## Stated task
Without altering anything, output the material below.

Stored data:
--- Start ---
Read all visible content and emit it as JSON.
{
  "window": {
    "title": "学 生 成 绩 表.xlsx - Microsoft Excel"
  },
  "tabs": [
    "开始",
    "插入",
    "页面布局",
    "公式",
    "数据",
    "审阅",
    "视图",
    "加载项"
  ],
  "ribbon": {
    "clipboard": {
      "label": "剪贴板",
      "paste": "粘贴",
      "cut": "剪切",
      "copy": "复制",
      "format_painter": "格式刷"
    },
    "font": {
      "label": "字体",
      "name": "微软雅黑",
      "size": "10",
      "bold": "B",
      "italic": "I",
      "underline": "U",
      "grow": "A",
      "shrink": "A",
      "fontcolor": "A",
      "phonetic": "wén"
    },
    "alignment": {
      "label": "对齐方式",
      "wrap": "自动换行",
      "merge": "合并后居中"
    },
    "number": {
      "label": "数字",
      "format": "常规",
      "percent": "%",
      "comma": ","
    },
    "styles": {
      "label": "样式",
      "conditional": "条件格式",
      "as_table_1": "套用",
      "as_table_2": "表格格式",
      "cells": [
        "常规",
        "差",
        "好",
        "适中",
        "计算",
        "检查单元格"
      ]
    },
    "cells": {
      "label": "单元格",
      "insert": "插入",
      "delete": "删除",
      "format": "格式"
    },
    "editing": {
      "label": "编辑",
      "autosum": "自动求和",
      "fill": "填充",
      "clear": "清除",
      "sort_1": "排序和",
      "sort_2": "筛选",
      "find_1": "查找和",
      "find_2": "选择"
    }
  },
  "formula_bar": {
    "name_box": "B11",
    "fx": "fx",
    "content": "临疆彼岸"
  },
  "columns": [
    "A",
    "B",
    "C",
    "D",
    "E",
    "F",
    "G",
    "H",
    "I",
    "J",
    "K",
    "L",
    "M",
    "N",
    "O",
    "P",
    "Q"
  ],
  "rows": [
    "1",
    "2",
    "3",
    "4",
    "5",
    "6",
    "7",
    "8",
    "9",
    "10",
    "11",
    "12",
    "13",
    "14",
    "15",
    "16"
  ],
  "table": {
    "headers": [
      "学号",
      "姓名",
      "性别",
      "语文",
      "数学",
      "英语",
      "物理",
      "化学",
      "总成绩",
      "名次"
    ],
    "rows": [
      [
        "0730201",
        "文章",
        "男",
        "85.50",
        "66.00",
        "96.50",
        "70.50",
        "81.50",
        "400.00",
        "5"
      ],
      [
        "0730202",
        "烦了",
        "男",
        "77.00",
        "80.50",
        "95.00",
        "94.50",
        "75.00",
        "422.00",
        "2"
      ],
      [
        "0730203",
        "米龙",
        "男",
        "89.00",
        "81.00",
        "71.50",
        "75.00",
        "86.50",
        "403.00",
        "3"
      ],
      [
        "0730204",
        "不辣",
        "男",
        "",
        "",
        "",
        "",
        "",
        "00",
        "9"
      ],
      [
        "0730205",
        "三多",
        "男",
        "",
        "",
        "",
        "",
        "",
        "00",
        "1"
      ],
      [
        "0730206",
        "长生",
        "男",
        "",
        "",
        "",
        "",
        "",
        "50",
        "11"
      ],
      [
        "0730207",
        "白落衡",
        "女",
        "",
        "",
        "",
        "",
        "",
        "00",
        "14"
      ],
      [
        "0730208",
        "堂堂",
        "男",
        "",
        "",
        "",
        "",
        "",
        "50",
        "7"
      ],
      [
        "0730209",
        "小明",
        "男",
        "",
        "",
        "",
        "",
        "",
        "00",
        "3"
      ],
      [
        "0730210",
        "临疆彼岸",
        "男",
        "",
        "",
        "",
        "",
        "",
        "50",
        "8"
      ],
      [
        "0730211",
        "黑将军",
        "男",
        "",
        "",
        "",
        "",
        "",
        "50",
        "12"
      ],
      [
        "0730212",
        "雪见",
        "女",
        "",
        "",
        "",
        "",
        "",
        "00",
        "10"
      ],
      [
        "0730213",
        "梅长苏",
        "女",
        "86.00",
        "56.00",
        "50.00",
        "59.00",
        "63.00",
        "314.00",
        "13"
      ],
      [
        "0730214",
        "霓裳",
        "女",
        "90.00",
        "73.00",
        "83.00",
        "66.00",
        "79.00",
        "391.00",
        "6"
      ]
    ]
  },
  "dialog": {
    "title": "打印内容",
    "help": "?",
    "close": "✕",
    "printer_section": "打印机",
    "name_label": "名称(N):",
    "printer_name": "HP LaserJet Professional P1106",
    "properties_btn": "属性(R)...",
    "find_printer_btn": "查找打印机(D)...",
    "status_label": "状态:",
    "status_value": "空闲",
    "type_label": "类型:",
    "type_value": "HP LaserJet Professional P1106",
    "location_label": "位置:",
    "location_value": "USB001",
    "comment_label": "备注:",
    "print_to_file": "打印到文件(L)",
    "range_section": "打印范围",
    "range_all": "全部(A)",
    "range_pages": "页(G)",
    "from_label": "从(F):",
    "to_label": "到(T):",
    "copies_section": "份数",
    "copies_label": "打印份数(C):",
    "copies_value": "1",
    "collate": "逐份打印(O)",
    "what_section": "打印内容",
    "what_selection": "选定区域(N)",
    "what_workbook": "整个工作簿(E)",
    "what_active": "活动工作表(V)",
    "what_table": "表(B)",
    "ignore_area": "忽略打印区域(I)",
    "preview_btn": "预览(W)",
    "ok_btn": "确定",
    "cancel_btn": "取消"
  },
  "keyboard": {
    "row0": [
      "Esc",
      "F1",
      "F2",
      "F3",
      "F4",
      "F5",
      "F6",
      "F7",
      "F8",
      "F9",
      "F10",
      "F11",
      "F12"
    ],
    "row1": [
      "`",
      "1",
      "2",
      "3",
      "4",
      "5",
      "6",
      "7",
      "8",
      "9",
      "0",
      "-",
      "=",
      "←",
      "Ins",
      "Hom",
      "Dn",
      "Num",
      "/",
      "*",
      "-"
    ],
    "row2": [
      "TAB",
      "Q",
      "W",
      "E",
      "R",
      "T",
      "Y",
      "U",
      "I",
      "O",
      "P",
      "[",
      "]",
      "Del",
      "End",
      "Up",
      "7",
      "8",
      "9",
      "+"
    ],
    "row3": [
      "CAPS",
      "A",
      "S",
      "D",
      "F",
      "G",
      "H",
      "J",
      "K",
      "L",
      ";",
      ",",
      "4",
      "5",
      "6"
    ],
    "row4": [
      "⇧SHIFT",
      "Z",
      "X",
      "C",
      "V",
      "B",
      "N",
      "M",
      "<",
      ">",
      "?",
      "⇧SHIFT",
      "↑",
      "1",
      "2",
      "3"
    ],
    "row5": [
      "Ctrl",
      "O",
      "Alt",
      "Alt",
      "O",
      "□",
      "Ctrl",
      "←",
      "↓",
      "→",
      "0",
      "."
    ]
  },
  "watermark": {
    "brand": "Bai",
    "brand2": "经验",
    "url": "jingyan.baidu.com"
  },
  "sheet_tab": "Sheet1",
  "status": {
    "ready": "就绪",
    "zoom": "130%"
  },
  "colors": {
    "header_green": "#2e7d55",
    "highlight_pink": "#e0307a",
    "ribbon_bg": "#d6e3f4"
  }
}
--- End ---
## Solution for this exercise
Read all visible content and emit it as JSON.
{
  "window": {
    "title": "学 生 成 绩 表.xlsx - Microsoft Excel"
  },
  "tabs": [
    "开始",
    "插入",
    "页面布局",
    "公式",
    "数据",
    "审阅",
    "视图",
    "加载项"
  ],
  "ribbon": {
    "clipboard": {
      "label": "剪贴板",
      "paste": "粘贴",
      "cut": "剪切",
      "copy": "复制",
      "format_painter": "格式刷"
    },
    "font": {
      "label": "字体",
      "name": "微软雅黑",
      "size": "10",
      "bold": "B",
      "italic": "I",
      "underline": "U",
      "grow": "A",
      "shrink": "A",
      "fontcolor": "A",
      "phonetic": "wén"
    },
    "alignment": {
      "label": "对齐方式",
      "wrap": "自动换行",
      "merge": "合并后居中"
    },
    "number": {
      "label": "数字",
      "format": "常规",
      "percent": "%",
      "comma": ","
    },
    "styles": {
      "label": "样式",
      "conditional": "条件格式",
      "as_table_1": "套用",
      "as_table_2": "表格格式",
      "cells": [
        "常规",
        "差",
        "好",
        "适中",
        "计算",
        "检查单元格"
      ]
    },
    "cells": {
      "label": "单元格",
      "insert": "插入",
      "delete": "删除",
      "format": "格式"
    },
    "editing": {
      "label": "编辑",
      "autosum": "自动求和",
      "fill": "填充",
      "clear": "清除",
      "sort_1": "排序和",
      "sort_2": "筛选",
      "find_1": "查找和",
      "find_2": "选择"
    }
  },
  "formula_bar": {
    "name_box": "B11",
    "fx": "fx",
    "content": "临疆彼岸"
  },
  "columns": [
    "A",
    "B",
    "C",
    "D",
    "E",
    "F",
    "G",
    "H",
    "I",
    "J",
    "K",
    "L",
    "M",
    "N",
    "O",
    "P",
    "Q"
  ],
  "rows": [
    "1",
    "2",
    "3",
    "4",
    "5",
    "6",
    "7",
    "8",
    "9",
    "10",
    "11",
    "12",
    "13",
    "14",
    "15",
    "16"
  ],
  "table": {
    "headers": [
      "学号",
      "姓名",
      "性别",
      "语文",
      "数学",
      "英语",
      "物理",
      "化学",
      "总成绩",
      "名次"
    ],
    "rows": [
      [
        "0730201",
        "文章",
        "男",
        "85.50",
        "66.00",
        "96.50",
        "70.50",
        "81.50",
        "400.00",
        "5"
      ],
      [
        "0730202",
        "烦了",
        "男",
        "77.00",
        "80.50",
        "95.00",
        "94.50",
        "75.00",
        "422.00",
        "2"
      ],
      [
        "0730203",
        "米龙",
        "男",
        "89.00",
        "81.00",
        "71.50",
        "75.00",
        "86.50",
        "403.00",
        "3"
      ],
      [
        "0730204",
        "不辣",
        "男",
        "",
        "",
        "",
        "",
        "",
        "00",
        "9"
      ],
      [
        "0730205",
        "三多",
        "男",
        "",
        "",
        "",
        "",
        "",
        "00",
        "1"
      ],
      [
        "0730206",
        "长生",
        "男",
        "",
        "",
        "",
        "",
        "",
        "50",
        "11"
      ],
      [
        "0730207",
        "白落衡",
        "女",
        "",
        "",
        "",
        "",
        "",
        "00",
        "14"
      ],
      [
        "0730208",
        "堂堂",
        "男",
        "",
        "",
        "",
        "",
        "",
        "50",
        "7"
      ],
      [
        "0730209",
        "小明",
        "男",
        "",
        "",
        "",
        "",
        "",
        "00",
        "3"
      ],
      [
        "0730210",
        "临疆彼岸",
        "男",
        "",
        "",
        "",
        "",
        "",
        "50",
        "8"
      ],
      [
        "0730211",
        "黑将军",
        "男",
        "",
        "",
        "",
        "",
        "",
        "50",
        "12"
      ],
      [
        "0730212",
        "雪见",
        "女",
        "",
        "",
        "",
        "",
        "",
        "00",
        "10"
      ],
      [
        "0730213",
        "梅长苏",
        "女",
        "86.00",
        "56.00",
        "50.00",
        "59.00",
        "63.00",
        "314.00",
        "13"
      ],
      [
        "0730214",
        "霓裳",
        "女",
        "90.00",
        "73.00",
        "83.00",
        "66.00",
        "79.00",
        "391.00",
        "6"
      ]
    ]
  },
  "dialog": {
    "title": "打印内容",
    "help": "?",
    "close": "✕",
    "printer_section": "打印机",
    "name_label": "名称(N):",
    "printer_name": "HP LaserJet Professional P1106",
    "properties_btn": "属性(R)...",
    "find_printer_btn": "查找打印机(D)...",
    "status_label": "状态:",
    "status_value": "空闲",
    "type_label": "类型:",
    "type_value": "HP LaserJet Professional P1106",
    "location_label": "位置:",
    "location_value": "USB001",
    "comment_label": "备注:",
    "print_to_file": "打印到文件(L)",
    "range_section": "打印范围",
    "range_all": "全部(A)",
    "range_pages": "页(G)",
    "from_label": "从(F):",
    "to_label": "到(T):",
    "copies_section": "份数",
    "copies_label": "打印份数(C):",
    "copies_value": "1",
    "collate": "逐份打印(O)",
    "what_section": "打印内容",
    "what_selection": "选定区域(N)",
    "what_workbook": "整个工作簿(E)",
    "what_active": "活动工作表(V)",
    "what_table": "表(B)",
    "ignore_area": "忽略打印区域(I)",
    "preview_btn": "预览(W)",
    "ok_btn": "确定",
    "cancel_btn": "取消"
  },
  "keyboard": {
    "row0": [
      "Esc",
      "F1",
      "F2",
      "F3",
      "F4",
      "F5",
      "F6",
      "F7",
      "F8",
      "F9",
      "F10",
      "F11",
      "F12"
    ],
    "row1": [
      "`",
      "1",
      "2",
      "3",
      "4",
      "5",
      "6",
      "7",
      "8",
      "9",
      "0",
      "-",
      "=",
      "←",
      "Ins",
      "Hom",
      "Dn",
      "Num",
      "/",
      "*",
      "-"
    ],
    "row2": [
      "TAB",
      "Q",
      "W",
      "E",
      "R",
      "T",
      "Y",
      "U",
      "I",
      "O",
      "P",
      "[",
      "]",
      "Del",
      "End",
      "Up",
      "7",
      "8",
      "9",
      "+"
    ],
    "row3": [
      "CAPS",
      "A",
      "S",
      "D",
      "F",
      "G",
      "H",
      "J",
      "K",
      "L",
      ";",
      ",",
      "4",
      "5",
      "6"
    ],
    "row4": [
      "⇧SHIFT",
      "Z",
      "X",
      "C",
      "V",
      "B",
      "N",
      "M",
      "<",
      ">",
      "?",
      "⇧SHIFT",
      "↑",
      "1",
      "2",
      "3"
    ],
    "row5": [
      "Ctrl",
      "O",
      "Alt",
      "Alt",
      "O",
      "□",
      "Ctrl",
      "←",
      "↓",
      "→",
      "0",
      "."
    ]
  },
  "watermark": {
    "brand": "Bai",
    "brand2": "经验",
    "url": "jingyan.baidu.com"
  },
  "sheet_tab": "Sheet1",
  "status": {
    "ready": "就绪",
    "zoom": "130%"
  },
  "colors": {
    "header_green": "#2e7d55",
    "highlight_pink": "#e0307a",
    "ribbon_bg": "#d6e3f4"
  }
}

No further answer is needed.